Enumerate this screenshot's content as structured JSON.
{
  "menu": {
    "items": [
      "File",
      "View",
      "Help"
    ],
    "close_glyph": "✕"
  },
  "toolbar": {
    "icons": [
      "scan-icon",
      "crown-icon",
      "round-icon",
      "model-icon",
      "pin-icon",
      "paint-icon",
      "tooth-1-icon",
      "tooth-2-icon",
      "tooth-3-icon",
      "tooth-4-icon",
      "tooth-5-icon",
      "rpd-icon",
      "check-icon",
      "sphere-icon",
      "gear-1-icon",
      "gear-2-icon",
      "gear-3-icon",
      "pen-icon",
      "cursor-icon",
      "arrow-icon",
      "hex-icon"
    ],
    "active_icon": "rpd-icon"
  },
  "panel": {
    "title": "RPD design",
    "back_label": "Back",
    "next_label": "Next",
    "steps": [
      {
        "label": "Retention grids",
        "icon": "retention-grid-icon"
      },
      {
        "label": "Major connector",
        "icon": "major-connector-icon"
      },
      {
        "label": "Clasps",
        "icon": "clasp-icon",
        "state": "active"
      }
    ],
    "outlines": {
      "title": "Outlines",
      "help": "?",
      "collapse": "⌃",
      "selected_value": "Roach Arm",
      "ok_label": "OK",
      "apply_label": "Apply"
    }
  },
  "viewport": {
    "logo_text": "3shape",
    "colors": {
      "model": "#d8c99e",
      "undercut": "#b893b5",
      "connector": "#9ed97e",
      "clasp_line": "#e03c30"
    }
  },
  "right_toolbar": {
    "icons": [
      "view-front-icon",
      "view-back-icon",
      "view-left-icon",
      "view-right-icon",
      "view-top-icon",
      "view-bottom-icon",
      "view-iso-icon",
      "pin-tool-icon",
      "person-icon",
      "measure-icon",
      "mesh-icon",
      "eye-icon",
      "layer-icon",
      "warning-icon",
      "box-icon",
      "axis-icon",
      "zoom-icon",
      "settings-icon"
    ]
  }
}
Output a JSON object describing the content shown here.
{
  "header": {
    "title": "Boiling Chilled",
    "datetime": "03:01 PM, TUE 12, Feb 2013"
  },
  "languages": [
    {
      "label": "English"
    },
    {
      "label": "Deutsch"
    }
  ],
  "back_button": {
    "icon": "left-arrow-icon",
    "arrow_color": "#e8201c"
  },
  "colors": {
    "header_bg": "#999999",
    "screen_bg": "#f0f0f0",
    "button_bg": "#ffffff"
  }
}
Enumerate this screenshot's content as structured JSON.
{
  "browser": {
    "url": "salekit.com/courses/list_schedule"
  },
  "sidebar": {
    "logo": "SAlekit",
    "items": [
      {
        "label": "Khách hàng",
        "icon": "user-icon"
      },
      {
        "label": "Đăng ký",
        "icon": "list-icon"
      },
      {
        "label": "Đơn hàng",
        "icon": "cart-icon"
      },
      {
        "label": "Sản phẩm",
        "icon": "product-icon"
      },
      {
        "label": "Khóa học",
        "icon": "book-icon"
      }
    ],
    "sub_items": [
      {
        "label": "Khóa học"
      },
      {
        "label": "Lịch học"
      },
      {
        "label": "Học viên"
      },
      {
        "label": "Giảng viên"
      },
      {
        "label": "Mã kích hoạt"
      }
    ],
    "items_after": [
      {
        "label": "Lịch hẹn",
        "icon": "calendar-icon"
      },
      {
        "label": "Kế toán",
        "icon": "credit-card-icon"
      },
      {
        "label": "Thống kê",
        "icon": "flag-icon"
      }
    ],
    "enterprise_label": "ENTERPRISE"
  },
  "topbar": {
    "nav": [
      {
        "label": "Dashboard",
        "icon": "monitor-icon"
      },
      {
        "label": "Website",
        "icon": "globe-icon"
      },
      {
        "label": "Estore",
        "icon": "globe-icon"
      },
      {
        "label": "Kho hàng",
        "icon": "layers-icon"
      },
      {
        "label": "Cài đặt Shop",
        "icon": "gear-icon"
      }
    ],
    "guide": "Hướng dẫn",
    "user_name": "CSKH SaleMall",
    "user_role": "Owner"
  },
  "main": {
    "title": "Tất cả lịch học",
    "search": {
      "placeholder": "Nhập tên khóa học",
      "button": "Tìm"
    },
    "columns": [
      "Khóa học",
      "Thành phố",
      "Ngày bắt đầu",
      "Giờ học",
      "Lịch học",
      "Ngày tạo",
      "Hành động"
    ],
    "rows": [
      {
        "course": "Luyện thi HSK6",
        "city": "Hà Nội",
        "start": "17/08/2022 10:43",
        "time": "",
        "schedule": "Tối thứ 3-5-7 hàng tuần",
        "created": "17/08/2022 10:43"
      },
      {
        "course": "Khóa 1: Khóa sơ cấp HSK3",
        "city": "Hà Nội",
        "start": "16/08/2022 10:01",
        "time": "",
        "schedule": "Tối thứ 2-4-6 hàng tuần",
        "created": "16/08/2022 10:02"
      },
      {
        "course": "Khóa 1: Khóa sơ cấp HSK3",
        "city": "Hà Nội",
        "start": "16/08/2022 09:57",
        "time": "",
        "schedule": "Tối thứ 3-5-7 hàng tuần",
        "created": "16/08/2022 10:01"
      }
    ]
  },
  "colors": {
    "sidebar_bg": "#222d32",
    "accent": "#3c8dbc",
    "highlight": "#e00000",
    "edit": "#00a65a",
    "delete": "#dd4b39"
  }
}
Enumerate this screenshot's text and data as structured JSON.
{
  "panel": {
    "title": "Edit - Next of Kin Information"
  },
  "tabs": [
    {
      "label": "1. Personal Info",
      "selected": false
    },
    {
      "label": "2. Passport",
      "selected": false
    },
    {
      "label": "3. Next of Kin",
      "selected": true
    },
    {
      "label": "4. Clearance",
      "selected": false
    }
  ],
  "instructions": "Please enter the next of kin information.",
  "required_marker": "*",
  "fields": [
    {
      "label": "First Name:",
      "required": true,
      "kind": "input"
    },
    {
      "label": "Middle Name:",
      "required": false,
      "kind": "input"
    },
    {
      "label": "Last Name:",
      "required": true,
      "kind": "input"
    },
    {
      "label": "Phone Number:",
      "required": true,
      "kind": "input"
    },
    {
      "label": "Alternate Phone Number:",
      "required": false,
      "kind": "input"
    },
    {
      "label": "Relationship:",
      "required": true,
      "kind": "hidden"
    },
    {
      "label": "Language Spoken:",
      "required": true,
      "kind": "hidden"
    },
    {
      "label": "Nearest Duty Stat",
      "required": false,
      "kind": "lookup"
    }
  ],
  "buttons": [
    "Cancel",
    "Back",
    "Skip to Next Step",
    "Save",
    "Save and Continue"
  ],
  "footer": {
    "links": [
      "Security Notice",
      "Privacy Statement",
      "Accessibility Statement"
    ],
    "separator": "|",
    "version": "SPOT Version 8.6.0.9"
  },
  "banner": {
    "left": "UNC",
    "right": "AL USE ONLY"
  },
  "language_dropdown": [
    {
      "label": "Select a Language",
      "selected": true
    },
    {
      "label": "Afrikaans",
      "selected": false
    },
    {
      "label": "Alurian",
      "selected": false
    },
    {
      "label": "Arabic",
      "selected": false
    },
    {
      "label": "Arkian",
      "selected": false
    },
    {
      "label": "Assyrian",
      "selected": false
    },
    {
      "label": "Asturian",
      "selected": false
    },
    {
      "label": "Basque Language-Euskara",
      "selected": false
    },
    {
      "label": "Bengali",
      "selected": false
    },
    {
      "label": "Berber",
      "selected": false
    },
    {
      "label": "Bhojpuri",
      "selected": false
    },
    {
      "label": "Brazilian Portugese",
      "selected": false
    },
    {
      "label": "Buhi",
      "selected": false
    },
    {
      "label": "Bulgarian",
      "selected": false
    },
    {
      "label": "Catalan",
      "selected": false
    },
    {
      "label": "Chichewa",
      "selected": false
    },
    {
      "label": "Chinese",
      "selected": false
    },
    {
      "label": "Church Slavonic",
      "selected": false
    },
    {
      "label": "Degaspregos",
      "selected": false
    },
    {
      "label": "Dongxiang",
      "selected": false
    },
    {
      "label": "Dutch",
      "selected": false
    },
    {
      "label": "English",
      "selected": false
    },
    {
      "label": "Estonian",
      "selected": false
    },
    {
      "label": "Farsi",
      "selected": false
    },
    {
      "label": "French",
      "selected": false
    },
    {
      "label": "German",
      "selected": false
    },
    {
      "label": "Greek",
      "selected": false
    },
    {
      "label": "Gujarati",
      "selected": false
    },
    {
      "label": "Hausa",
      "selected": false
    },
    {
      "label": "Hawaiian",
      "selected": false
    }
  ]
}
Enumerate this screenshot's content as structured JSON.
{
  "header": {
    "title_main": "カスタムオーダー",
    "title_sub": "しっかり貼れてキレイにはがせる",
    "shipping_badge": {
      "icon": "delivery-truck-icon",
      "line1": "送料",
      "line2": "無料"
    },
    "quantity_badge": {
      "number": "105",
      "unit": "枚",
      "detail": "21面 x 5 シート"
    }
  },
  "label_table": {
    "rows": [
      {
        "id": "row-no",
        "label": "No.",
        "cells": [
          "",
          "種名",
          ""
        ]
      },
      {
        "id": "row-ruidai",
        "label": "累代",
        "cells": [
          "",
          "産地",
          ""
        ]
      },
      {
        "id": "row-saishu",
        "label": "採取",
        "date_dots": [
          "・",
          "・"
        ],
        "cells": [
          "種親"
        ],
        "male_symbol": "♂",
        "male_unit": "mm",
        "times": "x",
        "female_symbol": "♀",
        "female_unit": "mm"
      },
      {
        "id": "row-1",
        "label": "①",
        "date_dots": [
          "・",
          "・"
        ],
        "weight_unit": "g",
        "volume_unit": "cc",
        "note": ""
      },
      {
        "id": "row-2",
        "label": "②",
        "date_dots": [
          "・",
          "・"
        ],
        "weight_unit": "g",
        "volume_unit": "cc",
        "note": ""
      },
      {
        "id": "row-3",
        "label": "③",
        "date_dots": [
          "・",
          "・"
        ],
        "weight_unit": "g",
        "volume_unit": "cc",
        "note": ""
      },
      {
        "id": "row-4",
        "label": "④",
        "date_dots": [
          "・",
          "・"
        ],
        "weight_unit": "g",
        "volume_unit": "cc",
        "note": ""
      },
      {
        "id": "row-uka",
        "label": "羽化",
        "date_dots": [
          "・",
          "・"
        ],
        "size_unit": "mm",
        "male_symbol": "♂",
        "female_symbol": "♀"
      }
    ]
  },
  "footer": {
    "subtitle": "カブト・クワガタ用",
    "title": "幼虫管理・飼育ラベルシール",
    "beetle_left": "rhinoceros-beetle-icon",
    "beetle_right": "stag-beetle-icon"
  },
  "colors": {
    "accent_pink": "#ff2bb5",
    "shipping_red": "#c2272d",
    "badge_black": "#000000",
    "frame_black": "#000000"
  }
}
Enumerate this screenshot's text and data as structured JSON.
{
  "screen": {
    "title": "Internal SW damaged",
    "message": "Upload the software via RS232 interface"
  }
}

==================================================

◆ REQUIREMENTS: Each line that holds the word "start" should be extracted from the records.

◆ PROBLEM SOLUTION:
        "start": "17/08/2022 10:43",
        "start": "16/08/2022 10:01",
        "start": "16/08/2022 09:57",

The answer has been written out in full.